* Material provided:

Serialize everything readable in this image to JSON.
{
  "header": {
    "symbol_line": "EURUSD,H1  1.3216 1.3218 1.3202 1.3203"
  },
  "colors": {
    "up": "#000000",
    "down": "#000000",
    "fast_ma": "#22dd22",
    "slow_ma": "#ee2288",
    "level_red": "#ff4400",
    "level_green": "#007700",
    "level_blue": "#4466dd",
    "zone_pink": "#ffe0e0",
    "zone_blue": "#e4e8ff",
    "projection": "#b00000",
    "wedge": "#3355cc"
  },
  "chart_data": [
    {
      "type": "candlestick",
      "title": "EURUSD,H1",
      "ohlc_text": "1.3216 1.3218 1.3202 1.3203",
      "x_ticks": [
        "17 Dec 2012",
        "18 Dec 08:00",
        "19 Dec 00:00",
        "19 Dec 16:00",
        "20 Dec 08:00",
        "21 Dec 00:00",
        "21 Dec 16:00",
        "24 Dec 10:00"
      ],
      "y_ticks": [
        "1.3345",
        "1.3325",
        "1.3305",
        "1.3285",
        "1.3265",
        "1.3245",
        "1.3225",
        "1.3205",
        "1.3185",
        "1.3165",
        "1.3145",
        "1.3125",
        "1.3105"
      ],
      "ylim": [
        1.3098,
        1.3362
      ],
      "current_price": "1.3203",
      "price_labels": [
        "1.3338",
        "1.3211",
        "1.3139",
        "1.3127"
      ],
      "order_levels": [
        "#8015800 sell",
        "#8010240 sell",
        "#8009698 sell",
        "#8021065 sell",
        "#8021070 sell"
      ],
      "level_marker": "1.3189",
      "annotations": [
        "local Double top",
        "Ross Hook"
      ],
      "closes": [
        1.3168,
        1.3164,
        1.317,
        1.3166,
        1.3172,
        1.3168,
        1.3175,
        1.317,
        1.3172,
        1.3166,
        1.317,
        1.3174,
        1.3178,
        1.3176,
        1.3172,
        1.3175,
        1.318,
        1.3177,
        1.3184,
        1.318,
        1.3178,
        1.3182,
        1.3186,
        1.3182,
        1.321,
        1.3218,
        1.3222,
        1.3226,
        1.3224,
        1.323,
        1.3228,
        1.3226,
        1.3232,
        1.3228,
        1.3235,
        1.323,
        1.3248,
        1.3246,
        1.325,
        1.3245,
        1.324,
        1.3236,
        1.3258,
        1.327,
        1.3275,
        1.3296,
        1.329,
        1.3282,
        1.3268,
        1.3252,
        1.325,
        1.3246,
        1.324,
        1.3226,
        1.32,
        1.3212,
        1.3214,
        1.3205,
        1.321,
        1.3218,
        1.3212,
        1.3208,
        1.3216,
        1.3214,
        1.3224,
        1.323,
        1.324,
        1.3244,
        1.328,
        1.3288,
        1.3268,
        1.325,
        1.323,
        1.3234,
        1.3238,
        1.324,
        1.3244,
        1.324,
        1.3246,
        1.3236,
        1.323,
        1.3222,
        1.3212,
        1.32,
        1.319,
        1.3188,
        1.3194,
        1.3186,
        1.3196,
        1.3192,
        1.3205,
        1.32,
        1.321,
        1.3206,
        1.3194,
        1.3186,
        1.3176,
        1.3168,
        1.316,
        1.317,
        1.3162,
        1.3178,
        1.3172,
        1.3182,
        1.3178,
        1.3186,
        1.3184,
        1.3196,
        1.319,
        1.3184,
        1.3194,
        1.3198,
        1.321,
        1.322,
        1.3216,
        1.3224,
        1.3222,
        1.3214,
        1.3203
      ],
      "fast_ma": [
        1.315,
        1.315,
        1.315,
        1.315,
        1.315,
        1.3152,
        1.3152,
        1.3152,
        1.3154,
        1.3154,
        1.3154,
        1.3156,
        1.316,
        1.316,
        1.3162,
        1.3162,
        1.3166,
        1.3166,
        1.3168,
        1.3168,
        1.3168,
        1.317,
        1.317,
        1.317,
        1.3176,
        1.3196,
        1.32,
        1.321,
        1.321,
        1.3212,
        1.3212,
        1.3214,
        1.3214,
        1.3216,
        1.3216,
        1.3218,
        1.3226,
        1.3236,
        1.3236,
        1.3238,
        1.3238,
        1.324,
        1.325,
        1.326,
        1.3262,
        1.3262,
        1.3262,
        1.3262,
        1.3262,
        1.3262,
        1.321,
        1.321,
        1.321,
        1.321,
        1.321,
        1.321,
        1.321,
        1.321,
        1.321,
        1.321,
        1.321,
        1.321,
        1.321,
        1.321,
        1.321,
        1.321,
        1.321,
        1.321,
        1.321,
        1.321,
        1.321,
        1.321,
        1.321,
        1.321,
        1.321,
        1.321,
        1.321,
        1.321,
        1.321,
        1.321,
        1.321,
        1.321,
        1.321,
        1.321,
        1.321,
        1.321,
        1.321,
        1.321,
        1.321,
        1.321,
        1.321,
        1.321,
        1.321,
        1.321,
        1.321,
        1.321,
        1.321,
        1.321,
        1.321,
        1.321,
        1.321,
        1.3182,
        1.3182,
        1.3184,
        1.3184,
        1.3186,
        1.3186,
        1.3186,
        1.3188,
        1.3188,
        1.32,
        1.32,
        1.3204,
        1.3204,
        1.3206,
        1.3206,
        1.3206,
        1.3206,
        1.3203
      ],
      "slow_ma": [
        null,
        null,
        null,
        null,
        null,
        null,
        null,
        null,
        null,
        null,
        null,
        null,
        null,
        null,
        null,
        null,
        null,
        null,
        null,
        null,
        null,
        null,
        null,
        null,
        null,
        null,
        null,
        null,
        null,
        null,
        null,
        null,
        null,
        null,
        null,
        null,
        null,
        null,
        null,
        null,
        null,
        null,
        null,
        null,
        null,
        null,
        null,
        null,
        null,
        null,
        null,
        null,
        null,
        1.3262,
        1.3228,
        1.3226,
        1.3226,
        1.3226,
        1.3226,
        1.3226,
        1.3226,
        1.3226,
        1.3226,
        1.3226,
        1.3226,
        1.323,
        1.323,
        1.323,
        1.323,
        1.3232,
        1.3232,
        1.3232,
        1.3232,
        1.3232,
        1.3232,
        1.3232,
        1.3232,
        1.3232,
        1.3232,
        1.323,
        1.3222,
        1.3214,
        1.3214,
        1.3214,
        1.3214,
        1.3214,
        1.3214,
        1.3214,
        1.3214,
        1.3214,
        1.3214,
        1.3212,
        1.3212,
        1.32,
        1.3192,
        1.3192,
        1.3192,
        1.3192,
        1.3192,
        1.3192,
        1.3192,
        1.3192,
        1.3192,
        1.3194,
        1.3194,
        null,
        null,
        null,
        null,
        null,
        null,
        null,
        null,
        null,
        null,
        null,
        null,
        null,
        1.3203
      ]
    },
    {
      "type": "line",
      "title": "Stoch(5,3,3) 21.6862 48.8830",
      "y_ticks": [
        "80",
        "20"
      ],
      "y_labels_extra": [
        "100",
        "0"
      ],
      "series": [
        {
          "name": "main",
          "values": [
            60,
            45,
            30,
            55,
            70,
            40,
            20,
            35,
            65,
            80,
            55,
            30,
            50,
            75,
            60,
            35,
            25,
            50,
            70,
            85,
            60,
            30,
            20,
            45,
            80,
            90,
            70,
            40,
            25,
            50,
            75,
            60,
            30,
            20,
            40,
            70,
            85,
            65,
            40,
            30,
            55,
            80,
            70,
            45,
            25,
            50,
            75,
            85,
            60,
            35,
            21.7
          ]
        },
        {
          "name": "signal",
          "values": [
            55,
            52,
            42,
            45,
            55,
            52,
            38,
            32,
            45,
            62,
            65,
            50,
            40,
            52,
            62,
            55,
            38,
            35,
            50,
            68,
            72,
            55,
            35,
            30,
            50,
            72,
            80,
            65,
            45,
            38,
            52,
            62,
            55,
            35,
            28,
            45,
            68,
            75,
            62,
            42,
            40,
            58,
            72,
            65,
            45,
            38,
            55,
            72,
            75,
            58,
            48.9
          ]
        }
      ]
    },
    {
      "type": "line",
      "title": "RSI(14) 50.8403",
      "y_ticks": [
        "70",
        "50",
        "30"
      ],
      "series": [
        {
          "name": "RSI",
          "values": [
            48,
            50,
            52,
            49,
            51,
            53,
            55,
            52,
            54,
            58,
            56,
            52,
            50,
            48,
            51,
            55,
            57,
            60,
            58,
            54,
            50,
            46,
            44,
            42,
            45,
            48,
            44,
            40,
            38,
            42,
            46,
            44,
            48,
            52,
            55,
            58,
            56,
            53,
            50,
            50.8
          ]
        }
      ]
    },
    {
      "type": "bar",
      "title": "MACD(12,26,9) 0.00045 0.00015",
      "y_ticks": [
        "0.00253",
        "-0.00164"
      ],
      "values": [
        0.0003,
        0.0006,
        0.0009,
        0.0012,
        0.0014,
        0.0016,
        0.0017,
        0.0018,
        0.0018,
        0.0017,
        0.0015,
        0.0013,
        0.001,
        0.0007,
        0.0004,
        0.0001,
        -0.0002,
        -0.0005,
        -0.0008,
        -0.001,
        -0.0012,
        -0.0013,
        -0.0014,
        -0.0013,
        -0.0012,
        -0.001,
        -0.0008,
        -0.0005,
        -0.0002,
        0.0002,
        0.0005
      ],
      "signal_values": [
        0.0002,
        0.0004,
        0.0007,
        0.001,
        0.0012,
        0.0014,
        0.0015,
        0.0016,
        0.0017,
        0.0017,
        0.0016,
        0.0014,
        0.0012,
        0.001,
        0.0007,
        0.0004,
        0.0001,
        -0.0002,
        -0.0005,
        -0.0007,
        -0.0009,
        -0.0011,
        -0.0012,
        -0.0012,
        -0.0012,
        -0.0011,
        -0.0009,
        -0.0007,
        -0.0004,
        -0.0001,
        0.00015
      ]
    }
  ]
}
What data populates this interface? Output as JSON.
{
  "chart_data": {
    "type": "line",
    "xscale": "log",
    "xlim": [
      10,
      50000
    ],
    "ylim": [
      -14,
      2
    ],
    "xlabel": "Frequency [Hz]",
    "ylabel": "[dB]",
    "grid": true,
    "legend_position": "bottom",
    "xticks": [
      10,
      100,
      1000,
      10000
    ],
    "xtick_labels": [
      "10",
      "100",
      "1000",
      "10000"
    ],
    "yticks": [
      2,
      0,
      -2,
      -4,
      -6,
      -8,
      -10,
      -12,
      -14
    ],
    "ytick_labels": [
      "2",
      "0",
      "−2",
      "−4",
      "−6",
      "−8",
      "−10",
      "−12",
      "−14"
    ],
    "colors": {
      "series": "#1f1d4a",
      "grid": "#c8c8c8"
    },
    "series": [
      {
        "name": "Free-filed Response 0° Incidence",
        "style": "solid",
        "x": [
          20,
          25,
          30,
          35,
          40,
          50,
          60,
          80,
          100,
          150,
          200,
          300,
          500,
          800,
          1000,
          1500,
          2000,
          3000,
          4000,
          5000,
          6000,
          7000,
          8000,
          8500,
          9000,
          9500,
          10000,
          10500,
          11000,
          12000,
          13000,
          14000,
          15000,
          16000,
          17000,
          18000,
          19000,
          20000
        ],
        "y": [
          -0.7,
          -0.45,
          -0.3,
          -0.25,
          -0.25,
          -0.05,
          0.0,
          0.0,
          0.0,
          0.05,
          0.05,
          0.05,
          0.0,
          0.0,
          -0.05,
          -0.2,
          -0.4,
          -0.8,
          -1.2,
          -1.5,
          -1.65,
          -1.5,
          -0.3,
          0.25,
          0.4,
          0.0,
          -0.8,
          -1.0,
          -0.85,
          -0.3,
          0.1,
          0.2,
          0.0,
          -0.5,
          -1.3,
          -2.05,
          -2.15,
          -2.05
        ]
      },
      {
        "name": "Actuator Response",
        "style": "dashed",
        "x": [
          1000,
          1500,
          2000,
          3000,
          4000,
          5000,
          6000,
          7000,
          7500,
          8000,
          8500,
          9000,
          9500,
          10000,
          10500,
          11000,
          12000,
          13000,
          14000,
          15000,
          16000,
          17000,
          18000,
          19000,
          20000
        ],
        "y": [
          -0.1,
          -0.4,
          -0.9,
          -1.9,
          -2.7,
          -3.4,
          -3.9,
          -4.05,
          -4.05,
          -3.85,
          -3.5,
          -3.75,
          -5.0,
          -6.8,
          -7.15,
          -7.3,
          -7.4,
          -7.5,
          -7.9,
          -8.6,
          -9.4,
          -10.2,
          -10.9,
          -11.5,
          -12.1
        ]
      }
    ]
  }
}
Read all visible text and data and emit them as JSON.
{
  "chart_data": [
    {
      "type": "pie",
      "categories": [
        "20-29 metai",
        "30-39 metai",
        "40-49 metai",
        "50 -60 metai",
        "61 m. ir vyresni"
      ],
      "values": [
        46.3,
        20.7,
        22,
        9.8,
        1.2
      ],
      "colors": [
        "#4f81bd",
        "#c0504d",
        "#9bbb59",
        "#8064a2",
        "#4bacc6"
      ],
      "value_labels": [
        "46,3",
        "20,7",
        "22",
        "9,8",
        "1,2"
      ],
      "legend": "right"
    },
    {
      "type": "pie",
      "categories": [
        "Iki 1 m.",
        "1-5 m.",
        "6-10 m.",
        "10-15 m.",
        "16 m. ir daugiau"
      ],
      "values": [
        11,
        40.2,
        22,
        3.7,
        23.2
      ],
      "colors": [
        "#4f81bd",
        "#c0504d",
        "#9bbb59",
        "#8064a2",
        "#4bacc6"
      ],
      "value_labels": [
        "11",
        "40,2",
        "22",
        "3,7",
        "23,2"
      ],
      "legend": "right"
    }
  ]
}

* Problem details:
Nothing but the lines from the one with "Read all visible" through the last line should be repeated, each exactly as it stands.

* Solution to this problem:
Read all visible text and data and emit them as JSON.
{
  "chart_data": [
    {
      "type": "pie",
      "categories": [
        "20-29 metai",
        "30-39 metai",
        "40-49 metai",
        "50 -60 metai",
        "61 m. ir vyresni"
      ],
      "values": [
        46.3,
        20.7,
        22,
        9.8,
        1.2
      ],
      "colors": [
        "#4f81bd",
        "#c0504d",
        "#9bbb59",
        "#8064a2",
        "#4bacc6"
      ],
      "value_labels": [
        "46,3",
        "20,7",
        "22",
        "9,8",
        "1,2"
      ],
      "legend": "right"
    },
    {
      "type": "pie",
      "categories": [
        "Iki 1 m.",
        "1-5 m.",
        "6-10 m.",
        "10-15 m.",
        "16 m. ir daugiau"
      ],
      "values": [
        11,
        40.2,
        22,
        3.7,
        23.2
      ],
      "colors": [
        "#4f81bd",
        "#c0504d",
        "#9bbb59",
        "#8064a2",
        "#4bacc6"
      ],
      "value_labels": [
        "11",
        "40,2",
        "22",
        "3,7",
        "23,2"
      ],
      "legend": "right"
    }
  ]
}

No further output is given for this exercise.